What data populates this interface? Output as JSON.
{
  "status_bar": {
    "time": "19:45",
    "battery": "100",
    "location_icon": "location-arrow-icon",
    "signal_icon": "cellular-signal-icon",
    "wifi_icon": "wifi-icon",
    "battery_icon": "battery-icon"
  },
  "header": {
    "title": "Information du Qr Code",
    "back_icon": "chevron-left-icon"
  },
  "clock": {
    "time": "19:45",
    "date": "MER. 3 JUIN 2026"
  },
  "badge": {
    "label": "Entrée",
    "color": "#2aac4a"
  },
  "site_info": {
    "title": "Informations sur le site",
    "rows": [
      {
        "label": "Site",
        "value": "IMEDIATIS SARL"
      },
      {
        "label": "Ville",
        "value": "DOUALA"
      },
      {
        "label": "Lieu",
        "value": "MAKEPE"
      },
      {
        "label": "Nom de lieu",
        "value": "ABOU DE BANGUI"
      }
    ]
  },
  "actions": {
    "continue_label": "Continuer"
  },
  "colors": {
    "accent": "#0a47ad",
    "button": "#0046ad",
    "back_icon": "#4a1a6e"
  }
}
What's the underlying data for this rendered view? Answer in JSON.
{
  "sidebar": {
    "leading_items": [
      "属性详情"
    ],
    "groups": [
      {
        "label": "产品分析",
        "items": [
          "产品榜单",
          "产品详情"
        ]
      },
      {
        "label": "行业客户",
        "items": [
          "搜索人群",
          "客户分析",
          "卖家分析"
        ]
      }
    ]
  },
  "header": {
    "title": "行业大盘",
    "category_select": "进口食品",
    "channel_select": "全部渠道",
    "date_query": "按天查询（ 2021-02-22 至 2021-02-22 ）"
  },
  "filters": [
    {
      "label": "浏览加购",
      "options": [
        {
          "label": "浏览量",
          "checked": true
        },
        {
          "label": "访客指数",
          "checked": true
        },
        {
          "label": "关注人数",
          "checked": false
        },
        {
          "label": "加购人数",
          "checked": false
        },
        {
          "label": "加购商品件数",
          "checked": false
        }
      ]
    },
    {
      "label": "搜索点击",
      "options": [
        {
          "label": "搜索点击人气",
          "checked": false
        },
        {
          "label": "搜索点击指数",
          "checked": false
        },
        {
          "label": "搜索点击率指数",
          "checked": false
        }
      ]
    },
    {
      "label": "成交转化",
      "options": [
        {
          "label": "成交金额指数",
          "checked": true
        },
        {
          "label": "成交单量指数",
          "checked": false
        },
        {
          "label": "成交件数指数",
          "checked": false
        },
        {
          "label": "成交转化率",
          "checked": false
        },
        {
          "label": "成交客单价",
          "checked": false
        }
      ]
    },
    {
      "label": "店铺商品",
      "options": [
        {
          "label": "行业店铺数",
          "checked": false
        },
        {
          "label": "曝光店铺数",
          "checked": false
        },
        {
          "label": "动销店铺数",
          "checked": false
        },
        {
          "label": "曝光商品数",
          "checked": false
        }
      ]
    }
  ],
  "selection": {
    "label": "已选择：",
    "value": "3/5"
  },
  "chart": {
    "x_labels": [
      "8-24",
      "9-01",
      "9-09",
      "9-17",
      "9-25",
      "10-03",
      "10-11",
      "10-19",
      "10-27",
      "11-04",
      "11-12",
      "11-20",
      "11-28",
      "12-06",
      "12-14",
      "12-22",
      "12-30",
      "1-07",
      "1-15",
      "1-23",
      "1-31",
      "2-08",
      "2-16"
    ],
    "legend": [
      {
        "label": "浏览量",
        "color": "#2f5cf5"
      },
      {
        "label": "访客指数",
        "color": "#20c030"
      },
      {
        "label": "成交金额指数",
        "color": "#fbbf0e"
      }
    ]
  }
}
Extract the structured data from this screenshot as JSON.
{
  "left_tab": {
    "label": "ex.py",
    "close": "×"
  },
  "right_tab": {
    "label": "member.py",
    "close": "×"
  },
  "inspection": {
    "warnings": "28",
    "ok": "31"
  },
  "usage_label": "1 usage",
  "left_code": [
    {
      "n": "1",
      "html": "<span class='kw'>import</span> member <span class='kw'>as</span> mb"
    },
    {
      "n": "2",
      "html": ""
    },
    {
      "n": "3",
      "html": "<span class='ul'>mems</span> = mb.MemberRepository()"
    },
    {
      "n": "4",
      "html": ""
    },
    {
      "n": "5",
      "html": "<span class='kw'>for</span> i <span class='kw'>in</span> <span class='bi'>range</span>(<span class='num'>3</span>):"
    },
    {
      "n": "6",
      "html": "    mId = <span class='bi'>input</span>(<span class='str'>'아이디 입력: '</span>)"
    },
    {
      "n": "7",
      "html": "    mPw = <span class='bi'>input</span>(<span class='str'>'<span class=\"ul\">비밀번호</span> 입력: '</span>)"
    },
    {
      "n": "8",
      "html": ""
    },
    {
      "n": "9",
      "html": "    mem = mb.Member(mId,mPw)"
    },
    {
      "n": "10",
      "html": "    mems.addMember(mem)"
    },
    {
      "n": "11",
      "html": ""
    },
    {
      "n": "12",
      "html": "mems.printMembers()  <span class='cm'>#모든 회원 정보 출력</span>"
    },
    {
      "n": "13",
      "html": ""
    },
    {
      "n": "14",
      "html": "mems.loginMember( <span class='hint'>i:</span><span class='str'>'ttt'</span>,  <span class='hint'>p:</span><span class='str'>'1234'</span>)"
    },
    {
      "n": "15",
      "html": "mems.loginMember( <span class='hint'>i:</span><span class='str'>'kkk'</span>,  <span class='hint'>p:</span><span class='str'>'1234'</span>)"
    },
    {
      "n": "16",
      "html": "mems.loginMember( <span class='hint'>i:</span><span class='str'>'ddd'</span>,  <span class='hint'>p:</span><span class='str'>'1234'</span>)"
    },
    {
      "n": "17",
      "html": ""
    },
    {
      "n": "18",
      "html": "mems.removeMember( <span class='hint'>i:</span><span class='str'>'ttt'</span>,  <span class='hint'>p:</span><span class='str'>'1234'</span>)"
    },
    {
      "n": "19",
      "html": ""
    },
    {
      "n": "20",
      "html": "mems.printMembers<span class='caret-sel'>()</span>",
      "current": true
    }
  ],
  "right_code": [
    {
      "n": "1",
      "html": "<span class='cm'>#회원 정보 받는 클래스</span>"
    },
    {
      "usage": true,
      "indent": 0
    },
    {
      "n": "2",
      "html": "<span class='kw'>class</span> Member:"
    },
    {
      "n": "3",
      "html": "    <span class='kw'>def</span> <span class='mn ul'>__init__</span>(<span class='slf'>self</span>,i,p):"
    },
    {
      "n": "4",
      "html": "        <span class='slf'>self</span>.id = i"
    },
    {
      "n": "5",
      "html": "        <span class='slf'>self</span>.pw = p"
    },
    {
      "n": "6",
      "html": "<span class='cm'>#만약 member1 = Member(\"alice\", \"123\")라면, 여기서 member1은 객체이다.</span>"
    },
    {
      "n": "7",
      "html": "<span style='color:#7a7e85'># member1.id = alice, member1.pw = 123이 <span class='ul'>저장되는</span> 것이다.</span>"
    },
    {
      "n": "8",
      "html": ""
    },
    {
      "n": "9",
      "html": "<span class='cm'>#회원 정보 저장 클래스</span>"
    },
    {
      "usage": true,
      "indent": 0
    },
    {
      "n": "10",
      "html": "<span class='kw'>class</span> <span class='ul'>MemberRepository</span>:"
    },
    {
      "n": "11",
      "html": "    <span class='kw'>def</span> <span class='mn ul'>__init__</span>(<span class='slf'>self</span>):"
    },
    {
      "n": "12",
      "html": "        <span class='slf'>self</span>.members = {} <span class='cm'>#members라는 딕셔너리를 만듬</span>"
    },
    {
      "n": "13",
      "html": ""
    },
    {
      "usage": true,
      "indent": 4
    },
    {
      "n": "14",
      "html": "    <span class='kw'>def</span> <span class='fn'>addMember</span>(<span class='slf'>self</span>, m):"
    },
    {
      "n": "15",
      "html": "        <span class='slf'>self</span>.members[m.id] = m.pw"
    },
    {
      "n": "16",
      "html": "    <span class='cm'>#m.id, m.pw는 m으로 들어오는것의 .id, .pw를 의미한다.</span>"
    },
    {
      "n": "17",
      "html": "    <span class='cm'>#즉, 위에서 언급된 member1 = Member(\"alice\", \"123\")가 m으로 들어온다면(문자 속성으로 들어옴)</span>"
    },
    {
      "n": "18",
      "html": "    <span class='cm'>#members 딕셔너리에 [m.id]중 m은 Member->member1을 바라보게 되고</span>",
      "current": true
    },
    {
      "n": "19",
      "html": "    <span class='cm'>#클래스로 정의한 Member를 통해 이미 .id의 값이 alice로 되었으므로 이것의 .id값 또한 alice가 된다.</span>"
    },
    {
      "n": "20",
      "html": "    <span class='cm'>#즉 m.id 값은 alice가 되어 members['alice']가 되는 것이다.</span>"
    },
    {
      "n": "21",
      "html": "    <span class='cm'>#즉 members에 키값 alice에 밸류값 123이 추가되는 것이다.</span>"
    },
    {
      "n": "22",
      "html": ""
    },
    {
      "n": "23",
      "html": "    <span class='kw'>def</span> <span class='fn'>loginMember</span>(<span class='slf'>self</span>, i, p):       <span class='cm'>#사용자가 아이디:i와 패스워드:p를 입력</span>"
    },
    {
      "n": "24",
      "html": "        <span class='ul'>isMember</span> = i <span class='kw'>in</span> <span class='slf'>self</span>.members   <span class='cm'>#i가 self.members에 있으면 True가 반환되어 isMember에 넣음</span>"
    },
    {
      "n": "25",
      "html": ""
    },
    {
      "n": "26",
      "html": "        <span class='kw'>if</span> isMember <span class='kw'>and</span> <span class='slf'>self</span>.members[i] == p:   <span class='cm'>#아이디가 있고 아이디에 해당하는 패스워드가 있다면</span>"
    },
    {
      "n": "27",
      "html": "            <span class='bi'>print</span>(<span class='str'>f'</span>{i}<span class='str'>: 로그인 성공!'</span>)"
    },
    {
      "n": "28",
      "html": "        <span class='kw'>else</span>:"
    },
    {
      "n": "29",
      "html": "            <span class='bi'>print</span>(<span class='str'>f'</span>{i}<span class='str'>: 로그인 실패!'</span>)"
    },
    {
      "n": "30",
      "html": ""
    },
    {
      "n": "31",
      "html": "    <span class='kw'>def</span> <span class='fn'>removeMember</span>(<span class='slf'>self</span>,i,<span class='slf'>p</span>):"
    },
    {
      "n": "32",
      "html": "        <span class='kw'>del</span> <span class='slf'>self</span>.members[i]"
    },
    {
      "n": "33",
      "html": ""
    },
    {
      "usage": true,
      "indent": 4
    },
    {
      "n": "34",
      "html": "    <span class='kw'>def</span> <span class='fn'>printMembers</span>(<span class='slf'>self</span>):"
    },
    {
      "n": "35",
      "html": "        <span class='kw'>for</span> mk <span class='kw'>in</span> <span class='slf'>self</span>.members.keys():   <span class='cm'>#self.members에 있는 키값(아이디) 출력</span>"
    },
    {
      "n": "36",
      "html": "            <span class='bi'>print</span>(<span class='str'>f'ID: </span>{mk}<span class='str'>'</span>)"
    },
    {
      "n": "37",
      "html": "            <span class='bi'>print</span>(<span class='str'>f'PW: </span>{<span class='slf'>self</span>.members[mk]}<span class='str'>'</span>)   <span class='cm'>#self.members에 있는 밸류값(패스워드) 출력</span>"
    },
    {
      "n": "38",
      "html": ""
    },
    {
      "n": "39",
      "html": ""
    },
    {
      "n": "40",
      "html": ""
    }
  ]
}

*What you are asked to do*
Among the lines above, determine how many hold the word "data"; report the figure alone.

*Answer to the task*
3